A development index designed by the United Nations Development Program ranks Ethiopia 170 out of 177 countries. The country has “one of the world’s highest incidences of malnutrition and one of the lowest primary-education enrolment ratios. HIV/AIDS is an issue of increasing concern,” a report on the Web site of the UN’s World Food Program said. The Economist reported last month that 9 million people in Ethiopia depend on food aid and 18 million of its population of 75 million are malnourished. Mr. Sachs has called on America to dedicate a fixed amount of its GNP to foreign aid that would go to poor countries.


Mr. Zenawi has ruled Ethiopia since 1991, when his alliance party, Ethiopian People’s Revolutionary Democratic Front, overthrew Colonel Mengistu Haile Mariam’s Marxist-Leninist dictatorship.


Opposition parties accused Mr. Zenawi’s government of rigging ballots in May’s general election. On June 8, police fired on a group of protesters backing opposition parties and killed about 40 people. Mr. Zenawi has said he would investigate the deaths.


In a passage in his best-selling book, “The End of Poverty,” in which Mr. Sachs offers a lengthy list of policy prescriptions for creating global prosperity, the Columbia scholar describes a speech given by the prime minister in 2003.


“The prime minister made a powerful and insightful presentation about Ethiopia’s potential to expand food production, and thereby to overcome pervasive hunger,” he wrote.

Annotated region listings
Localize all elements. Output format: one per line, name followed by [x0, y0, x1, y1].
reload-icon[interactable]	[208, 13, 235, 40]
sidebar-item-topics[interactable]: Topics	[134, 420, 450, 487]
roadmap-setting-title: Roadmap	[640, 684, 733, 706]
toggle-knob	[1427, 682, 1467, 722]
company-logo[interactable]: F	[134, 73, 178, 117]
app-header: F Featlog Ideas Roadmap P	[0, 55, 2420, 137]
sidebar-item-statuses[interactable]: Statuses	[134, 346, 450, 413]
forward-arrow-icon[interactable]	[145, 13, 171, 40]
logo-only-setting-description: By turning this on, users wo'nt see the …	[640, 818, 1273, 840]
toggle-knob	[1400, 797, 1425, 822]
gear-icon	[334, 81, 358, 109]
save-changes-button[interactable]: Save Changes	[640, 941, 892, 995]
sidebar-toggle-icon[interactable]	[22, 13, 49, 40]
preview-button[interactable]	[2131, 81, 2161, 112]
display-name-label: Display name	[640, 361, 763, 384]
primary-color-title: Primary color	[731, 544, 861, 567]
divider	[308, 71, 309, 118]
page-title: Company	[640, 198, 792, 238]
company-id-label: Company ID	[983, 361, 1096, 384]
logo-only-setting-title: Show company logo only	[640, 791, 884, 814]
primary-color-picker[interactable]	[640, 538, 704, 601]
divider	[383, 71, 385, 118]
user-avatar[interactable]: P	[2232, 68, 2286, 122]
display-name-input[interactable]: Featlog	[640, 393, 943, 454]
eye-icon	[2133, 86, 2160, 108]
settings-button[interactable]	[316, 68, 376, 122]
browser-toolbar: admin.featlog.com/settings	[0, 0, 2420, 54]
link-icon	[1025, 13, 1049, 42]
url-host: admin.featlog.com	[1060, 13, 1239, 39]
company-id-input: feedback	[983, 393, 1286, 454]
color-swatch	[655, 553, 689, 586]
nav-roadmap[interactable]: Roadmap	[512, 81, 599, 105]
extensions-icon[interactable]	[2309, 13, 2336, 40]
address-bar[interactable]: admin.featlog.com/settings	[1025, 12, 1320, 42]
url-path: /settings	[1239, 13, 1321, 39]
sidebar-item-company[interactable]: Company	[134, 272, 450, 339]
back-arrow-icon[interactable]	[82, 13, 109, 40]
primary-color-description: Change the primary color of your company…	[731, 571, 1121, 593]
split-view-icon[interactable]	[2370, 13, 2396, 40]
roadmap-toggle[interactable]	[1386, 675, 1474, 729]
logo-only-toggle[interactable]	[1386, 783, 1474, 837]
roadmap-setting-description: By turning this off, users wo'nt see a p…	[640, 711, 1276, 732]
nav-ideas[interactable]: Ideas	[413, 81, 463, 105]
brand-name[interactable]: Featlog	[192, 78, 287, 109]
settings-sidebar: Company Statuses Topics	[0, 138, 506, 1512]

→ Problem details: According to the text about Ethiopia, how many people in the country depend on food aid?

→ Result for this task: 9 million people